--- THE PROBLEM ---
Omit all pictures. Copy the rest of the material exactly.

--- PROVIDED ENTRIES ---

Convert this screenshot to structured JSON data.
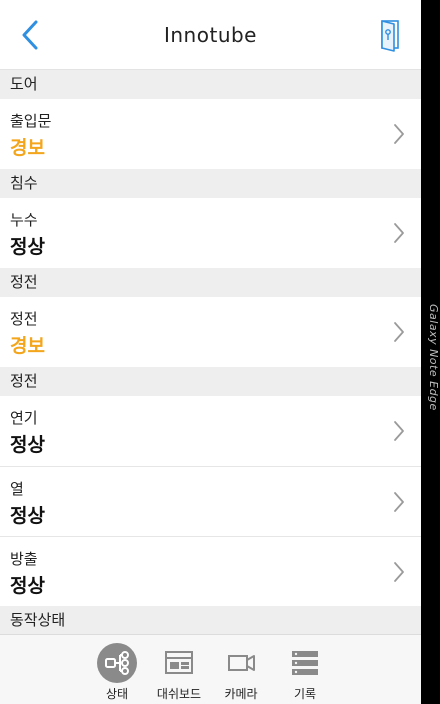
{
  "header": {
    "title": "Innotube",
    "back_icon": "chevron-left-icon",
    "door_icon": "door-icon",
    "accent_color": "#2f8fe0"
  },
  "sections": [
    {
      "title": "도어",
      "items": [
        {
          "name": "출입문",
          "status": "경보",
          "alarm": true
        }
      ]
    },
    {
      "title": "침수",
      "items": [
        {
          "name": "누수",
          "status": "정상",
          "alarm": false
        }
      ]
    },
    {
      "title": "정전",
      "items": [
        {
          "name": "정전",
          "status": "경보",
          "alarm": true
        }
      ]
    },
    {
      "title": "정전",
      "items": [
        {
          "name": "연기",
          "status": "정상",
          "alarm": false
        },
        {
          "name": "열",
          "status": "정상",
          "alarm": false
        },
        {
          "name": "방출",
          "status": "정상",
          "alarm": false
        }
      ]
    },
    {
      "title": "동작상태",
      "items": []
    }
  ],
  "colors": {
    "alarm": "#f3a51c",
    "normal": "#111111",
    "section_bg": "#eeeeee"
  },
  "bottom_nav": [
    {
      "label": "상태",
      "icon": "network-icon",
      "active": true
    },
    {
      "label": "대쉬보드",
      "icon": "dashboard-icon",
      "active": false
    },
    {
      "label": "카메라",
      "icon": "camera-icon",
      "active": false
    },
    {
      "label": "기록",
      "icon": "list-icon",
      "active": false
    }
  ],
  "device_edge": {
    "label": "Galaxy Note Edge"
  }
}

--- COMPLETE OUTPUT ---
Convert this screenshot to structured JSON data.
{
  "header": {
    "title": "Innotube",
    "back_icon": "chevron-left-icon",
    "door_icon": "door-icon",
    "accent_color": "#2f8fe0"
  },
  "sections": [
    {
      "title": "도어",
      "items": [
        {
          "name": "출입문",
          "status": "경보",
          "alarm": true
        }
      ]
    },
    {
      "title": "침수",
      "items": [
        {
          "name": "누수",
          "status": "정상",
          "alarm": false
        }
      ]
    },
    {
      "title": "정전",
      "items": [
        {
          "name": "정전",
          "status": "경보",
          "alarm": true
        }
      ]
    },
    {
      "title": "정전",
      "items": [
        {
          "name": "연기",
          "status": "정상",
          "alarm": false
        },
        {
          "name": "열",
          "status": "정상",
          "alarm": false
        },
        {
          "name": "방출",
          "status": "정상",
          "alarm": false
        }
      ]
    },
    {
      "title": "동작상태",
      "items": []
    }
  ],
  "colors": {
    "alarm": "#f3a51c",
    "normal": "#111111",
    "section_bg": "#eeeeee"
  },
  "bottom_nav": [
    {
      "label": "상태",
      "icon": "network-icon",
      "active": true
    },
    {
      "label": "대쉬보드",
      "icon": "dashboard-icon",
      "active": false
    },
    {
      "label": "카메라",
      "icon": "camera-icon",
      "active": false
    },
    {
      "label": "기록",
      "icon": "list-icon",
      "active": false
    }
  ],
  "device_edge": {
    "label": "Galaxy Note Edge"
  }
}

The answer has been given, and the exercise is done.